Problem requirements: Return the whole listing exactly as it stands.

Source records
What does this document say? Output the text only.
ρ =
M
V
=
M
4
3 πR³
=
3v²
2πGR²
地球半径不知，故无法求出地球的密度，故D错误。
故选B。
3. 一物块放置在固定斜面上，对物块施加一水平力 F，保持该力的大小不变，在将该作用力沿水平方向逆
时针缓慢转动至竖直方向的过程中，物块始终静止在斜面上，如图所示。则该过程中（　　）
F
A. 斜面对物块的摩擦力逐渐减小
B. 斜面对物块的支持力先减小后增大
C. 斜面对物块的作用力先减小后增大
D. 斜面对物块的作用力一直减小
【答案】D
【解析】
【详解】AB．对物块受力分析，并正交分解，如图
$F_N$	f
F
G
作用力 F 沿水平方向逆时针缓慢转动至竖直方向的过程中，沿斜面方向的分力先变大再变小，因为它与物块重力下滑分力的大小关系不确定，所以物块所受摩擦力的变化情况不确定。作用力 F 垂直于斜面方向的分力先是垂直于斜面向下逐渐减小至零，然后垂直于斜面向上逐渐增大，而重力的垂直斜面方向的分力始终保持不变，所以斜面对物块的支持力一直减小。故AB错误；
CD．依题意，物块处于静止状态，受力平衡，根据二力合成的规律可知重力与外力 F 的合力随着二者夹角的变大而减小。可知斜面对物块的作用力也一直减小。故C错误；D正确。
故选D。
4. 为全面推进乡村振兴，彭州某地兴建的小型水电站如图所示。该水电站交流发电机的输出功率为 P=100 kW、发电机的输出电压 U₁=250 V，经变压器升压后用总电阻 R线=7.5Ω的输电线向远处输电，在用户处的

Response to the task:
What does this document say? Output the text only.
ρ =
M
V
=
M
4
3 πR³
=
3v²
2πGR²
地球半径不知，故无法求出地球的密度，故D错误。
故选B。
3. 一物块放置在固定斜面上，对物块施加一水平力 F，保持该力的大小不变，在将该作用力沿水平方向逆
时针缓慢转动至竖直方向的过程中，物块始终静止在斜面上，如图所示。则该过程中（　　）
F
A. 斜面对物块的摩擦力逐渐减小
B. 斜面对物块的支持力先减小后增大
C. 斜面对物块的作用力先减小后增大
D. 斜面对物块的作用力一直减小
【答案】D
【解析】
【详解】AB．对物块受力分析，并正交分解，如图
$F_N$	f
F
G
作用力 F 沿水平方向逆时针缓慢转动至竖直方向的过程中，沿斜面方向的分力先变大再变小，因为它与物块重力下滑分力的大小关系不确定，所以物块所受摩擦力的变化情况不确定。作用力 F 垂直于斜面方向的分力先是垂直于斜面向下逐渐减小至零，然后垂直于斜面向上逐渐增大，而重力的垂直斜面方向的分力始终保持不变，所以斜面对物块的支持力一直减小。故AB错误；
CD．依题意，物块处于静止状态，受力平衡，根据二力合成的规律可知重力与外力 F 的合力随着二者夹角的变大而减小。可知斜面对物块的作用力也一直减小。故C错误；D正确。
故选D。
4. 为全面推进乡村振兴，彭州某地兴建的小型水电站如图所示。该水电站交流发电机的输出功率为 P=100 kW、发电机的输出电压 U₁=250 V，经变压器升压后用总电阻 R线=7.5Ω的输电线向远处输电，在用户处的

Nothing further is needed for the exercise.